- [AIM OF THE TASK]: Give every line back verbatim, dropping all images.

--- BEGIN ---

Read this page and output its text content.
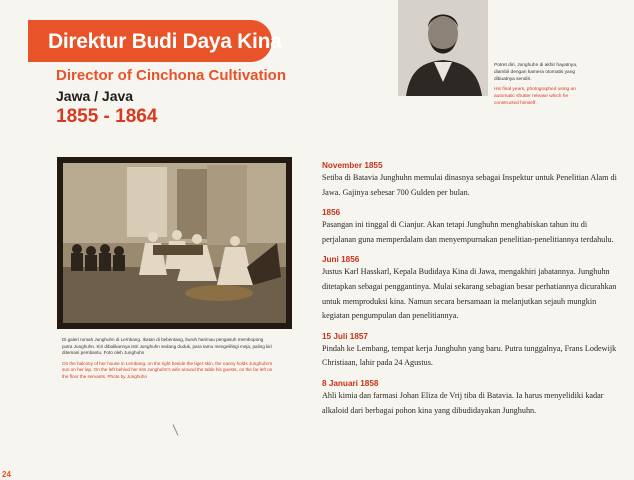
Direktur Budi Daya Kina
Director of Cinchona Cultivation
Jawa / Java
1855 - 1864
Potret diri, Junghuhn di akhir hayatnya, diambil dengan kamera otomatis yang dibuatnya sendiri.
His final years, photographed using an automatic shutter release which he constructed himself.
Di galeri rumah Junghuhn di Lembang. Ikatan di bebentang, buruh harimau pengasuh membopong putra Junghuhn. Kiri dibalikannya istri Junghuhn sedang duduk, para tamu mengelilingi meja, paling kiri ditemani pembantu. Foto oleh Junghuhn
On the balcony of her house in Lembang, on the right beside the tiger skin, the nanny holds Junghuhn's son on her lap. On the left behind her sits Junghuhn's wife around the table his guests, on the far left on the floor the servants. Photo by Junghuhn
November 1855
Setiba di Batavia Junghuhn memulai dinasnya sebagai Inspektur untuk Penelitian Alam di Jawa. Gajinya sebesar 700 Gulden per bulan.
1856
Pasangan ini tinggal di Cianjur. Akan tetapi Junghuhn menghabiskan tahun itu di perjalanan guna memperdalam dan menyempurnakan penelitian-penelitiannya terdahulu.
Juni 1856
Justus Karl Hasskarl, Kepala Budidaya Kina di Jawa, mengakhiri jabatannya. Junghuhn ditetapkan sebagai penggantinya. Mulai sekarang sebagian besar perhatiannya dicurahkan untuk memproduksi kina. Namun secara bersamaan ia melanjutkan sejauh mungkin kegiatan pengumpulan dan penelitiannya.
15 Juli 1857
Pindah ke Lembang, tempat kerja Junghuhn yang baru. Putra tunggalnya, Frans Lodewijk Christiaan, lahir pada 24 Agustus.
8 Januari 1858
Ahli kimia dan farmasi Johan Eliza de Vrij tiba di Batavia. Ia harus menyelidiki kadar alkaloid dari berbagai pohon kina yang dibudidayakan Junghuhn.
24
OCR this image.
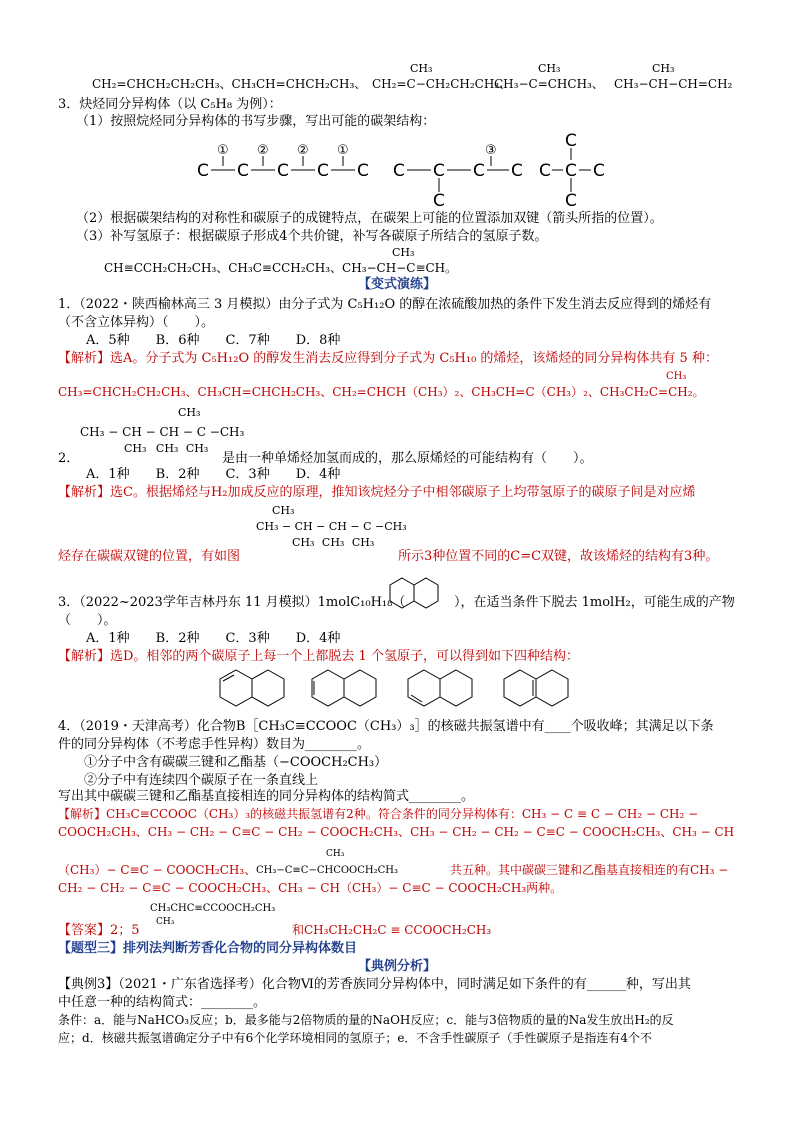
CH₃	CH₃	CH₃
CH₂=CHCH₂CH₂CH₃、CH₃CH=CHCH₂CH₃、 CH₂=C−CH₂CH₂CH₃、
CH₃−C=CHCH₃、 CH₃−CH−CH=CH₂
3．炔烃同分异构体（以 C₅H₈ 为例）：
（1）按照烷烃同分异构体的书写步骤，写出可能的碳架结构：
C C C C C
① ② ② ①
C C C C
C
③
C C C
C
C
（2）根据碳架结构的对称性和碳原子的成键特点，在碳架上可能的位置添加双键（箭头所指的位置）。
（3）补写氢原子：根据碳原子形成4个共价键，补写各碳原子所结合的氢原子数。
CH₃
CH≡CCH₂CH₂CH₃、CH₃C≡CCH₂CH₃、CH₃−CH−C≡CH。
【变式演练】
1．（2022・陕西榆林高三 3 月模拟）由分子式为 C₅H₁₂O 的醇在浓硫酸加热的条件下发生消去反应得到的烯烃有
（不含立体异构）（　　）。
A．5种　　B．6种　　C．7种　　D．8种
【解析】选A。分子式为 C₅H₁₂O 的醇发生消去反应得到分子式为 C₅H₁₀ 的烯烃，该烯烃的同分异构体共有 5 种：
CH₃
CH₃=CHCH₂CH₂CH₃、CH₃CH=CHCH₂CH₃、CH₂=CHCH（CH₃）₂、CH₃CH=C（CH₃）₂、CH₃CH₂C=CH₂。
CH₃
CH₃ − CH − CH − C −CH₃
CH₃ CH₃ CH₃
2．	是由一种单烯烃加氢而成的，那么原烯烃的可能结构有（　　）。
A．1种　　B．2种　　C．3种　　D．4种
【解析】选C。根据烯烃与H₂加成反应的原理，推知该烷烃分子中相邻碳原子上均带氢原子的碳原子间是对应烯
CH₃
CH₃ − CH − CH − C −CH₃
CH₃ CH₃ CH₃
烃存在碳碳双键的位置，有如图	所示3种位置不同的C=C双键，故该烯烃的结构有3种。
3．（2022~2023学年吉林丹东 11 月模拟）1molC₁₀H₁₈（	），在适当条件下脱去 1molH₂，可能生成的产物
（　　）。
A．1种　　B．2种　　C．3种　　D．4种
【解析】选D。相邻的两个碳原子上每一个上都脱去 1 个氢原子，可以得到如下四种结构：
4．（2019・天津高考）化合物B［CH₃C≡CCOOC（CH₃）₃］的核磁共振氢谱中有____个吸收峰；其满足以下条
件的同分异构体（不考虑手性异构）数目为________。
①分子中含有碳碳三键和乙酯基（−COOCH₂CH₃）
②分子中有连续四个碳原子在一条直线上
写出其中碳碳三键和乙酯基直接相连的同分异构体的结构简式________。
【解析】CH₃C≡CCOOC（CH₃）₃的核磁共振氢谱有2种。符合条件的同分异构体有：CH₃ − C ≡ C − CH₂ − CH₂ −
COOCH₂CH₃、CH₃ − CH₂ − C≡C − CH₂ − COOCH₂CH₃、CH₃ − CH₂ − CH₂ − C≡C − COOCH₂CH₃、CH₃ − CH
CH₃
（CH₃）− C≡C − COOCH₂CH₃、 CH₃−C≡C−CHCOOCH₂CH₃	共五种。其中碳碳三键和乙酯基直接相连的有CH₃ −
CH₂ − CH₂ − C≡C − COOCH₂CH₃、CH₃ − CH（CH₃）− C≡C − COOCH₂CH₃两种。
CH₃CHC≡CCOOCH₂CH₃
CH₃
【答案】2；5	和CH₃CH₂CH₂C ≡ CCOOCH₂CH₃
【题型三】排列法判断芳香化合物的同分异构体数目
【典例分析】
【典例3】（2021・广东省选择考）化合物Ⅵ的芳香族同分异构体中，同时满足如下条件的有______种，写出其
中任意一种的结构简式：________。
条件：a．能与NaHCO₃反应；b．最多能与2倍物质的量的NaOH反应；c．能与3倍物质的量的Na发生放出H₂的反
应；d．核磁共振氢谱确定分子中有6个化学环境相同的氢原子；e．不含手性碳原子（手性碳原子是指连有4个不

--- END ---

- [THE OUTPUT]:
Read this page and output its text content.
Direktur Budi Daya Kina
Director of Cinchona Cultivation
Jawa / Java
1855 - 1864
Potret diri, Junghuhn di akhir hayatnya, diambil dengan kamera otomatis yang dibuatnya sendiri.
His final years, photographed using an automatic shutter release which he constructed himself.
Di galeri rumah Junghuhn di Lembang. Ikatan di bebentang, buruh harimau pengasuh membopong putra Junghuhn. Kiri dibalikannya istri Junghuhn sedang duduk, para tamu mengelilingi meja, paling kiri ditemani pembantu. Foto oleh Junghuhn
On the balcony of her house in Lembang, on the right beside the tiger skin, the nanny holds Junghuhn's son on her lap. On the left behind her sits Junghuhn's wife around the table his guests, on the far left on the floor the servants. Photo by Junghuhn
November 1855
Setiba di Batavia Junghuhn memulai dinasnya sebagai Inspektur untuk Penelitian Alam di Jawa. Gajinya sebesar 700 Gulden per bulan.
1856
Pasangan ini tinggal di Cianjur. Akan tetapi Junghuhn menghabiskan tahun itu di perjalanan guna memperdalam dan menyempurnakan penelitian-penelitiannya terdahulu.
Juni 1856
Justus Karl Hasskarl, Kepala Budidaya Kina di Jawa, mengakhiri jabatannya. Junghuhn ditetapkan sebagai penggantinya. Mulai sekarang sebagian besar perhatiannya dicurahkan untuk memproduksi kina. Namun secara bersamaan ia melanjutkan sejauh mungkin kegiatan pengumpulan dan penelitiannya.
15 Juli 1857
Pindah ke Lembang, tempat kerja Junghuhn yang baru. Putra tunggalnya, Frans Lodewijk Christiaan, lahir pada 24 Agustus.
8 Januari 1858
Ahli kimia dan farmasi Johan Eliza de Vrij tiba di Batavia. Ia harus menyelidiki kadar alkaloid dari berbagai pohon kina yang dibudidayakan Junghuhn.
24
OCR this image.
CH₃	CH₃	CH₃
CH₂=CHCH₂CH₂CH₃、CH₃CH=CHCH₂CH₃、 CH₂=C−CH₂CH₂CH₃、
CH₃−C=CHCH₃、 CH₃−CH−CH=CH₂
3．炔烃同分异构体（以 C₅H₈ 为例）：
（1）按照烷烃同分异构体的书写步骤，写出可能的碳架结构：
C C C C C
① ② ② ①
C C C C
C
③
C C C
C
C
（2）根据碳架结构的对称性和碳原子的成键特点，在碳架上可能的位置添加双键（箭头所指的位置）。
（3）补写氢原子：根据碳原子形成4个共价键，补写各碳原子所结合的氢原子数。
CH₃
CH≡CCH₂CH₂CH₃、CH₃C≡CCH₂CH₃、CH₃−CH−C≡CH。
【变式演练】
1．（2022・陕西榆林高三 3 月模拟）由分子式为 C₅H₁₂O 的醇在浓硫酸加热的条件下发生消去反应得到的烯烃有
（不含立体异构）（　　）。
A．5种　　B．6种　　C．7种　　D．8种
【解析】选A。分子式为 C₅H₁₂O 的醇发生消去反应得到分子式为 C₅H₁₀ 的烯烃，该烯烃的同分异构体共有 5 种：
CH₃
CH₃=CHCH₂CH₂CH₃、CH₃CH=CHCH₂CH₃、CH₂=CHCH（CH₃）₂、CH₃CH=C（CH₃）₂、CH₃CH₂C=CH₂。
CH₃
CH₃ − CH − CH − C −CH₃
CH₃ CH₃ CH₃
2．	是由一种单烯烃加氢而成的，那么原烯烃的可能结构有（　　）。
A．1种　　B．2种　　C．3种　　D．4种
【解析】选C。根据烯烃与H₂加成反应的原理，推知该烷烃分子中相邻碳原子上均带氢原子的碳原子间是对应烯
CH₃
CH₃ − CH − CH − C −CH₃
CH₃ CH₃ CH₃
烃存在碳碳双键的位置，有如图	所示3种位置不同的C=C双键，故该烯烃的结构有3种。
3．（2022~2023学年吉林丹东 11 月模拟）1molC₁₀H₁₈（	），在适当条件下脱去 1molH₂，可能生成的产物
（　　）。
A．1种　　B．2种　　C．3种　　D．4种
【解析】选D。相邻的两个碳原子上每一个上都脱去 1 个氢原子，可以得到如下四种结构：
4．（2019・天津高考）化合物B［CH₃C≡CCOOC（CH₃）₃］的核磁共振氢谱中有____个吸收峰；其满足以下条
件的同分异构体（不考虑手性异构）数目为________。
①分子中含有碳碳三键和乙酯基（−COOCH₂CH₃）
②分子中有连续四个碳原子在一条直线上
写出其中碳碳三键和乙酯基直接相连的同分异构体的结构简式________。
【解析】CH₃C≡CCOOC（CH₃）₃的核磁共振氢谱有2种。符合条件的同分异构体有：CH₃ − C ≡ C − CH₂ − CH₂ −
COOCH₂CH₃、CH₃ − CH₂ − C≡C − CH₂ − COOCH₂CH₃、CH₃ − CH₂ − CH₂ − C≡C − COOCH₂CH₃、CH₃ − CH
CH₃
（CH₃）− C≡C − COOCH₂CH₃、 CH₃−C≡C−CHCOOCH₂CH₃	共五种。其中碳碳三键和乙酯基直接相连的有CH₃ −
CH₂ − CH₂ − C≡C − COOCH₂CH₃、CH₃ − CH（CH₃）− C≡C − COOCH₂CH₃两种。
CH₃CHC≡CCOOCH₂CH₃
CH₃
【答案】2；5	和CH₃CH₂CH₂C ≡ CCOOCH₂CH₃
【题型三】排列法判断芳香化合物的同分异构体数目
【典例分析】
【典例3】（2021・广东省选择考）化合物Ⅵ的芳香族同分异构体中，同时满足如下条件的有______种，写出其
中任意一种的结构简式：________。
条件：a．能与NaHCO₃反应；b．最多能与2倍物质的量的NaOH反应；c．能与3倍物质的量的Na发生放出H₂的反
应；d．核磁共振氢谱确定分子中有6个化学环境相同的氢原子；e．不含手性碳原子（手性碳原子是指连有4个不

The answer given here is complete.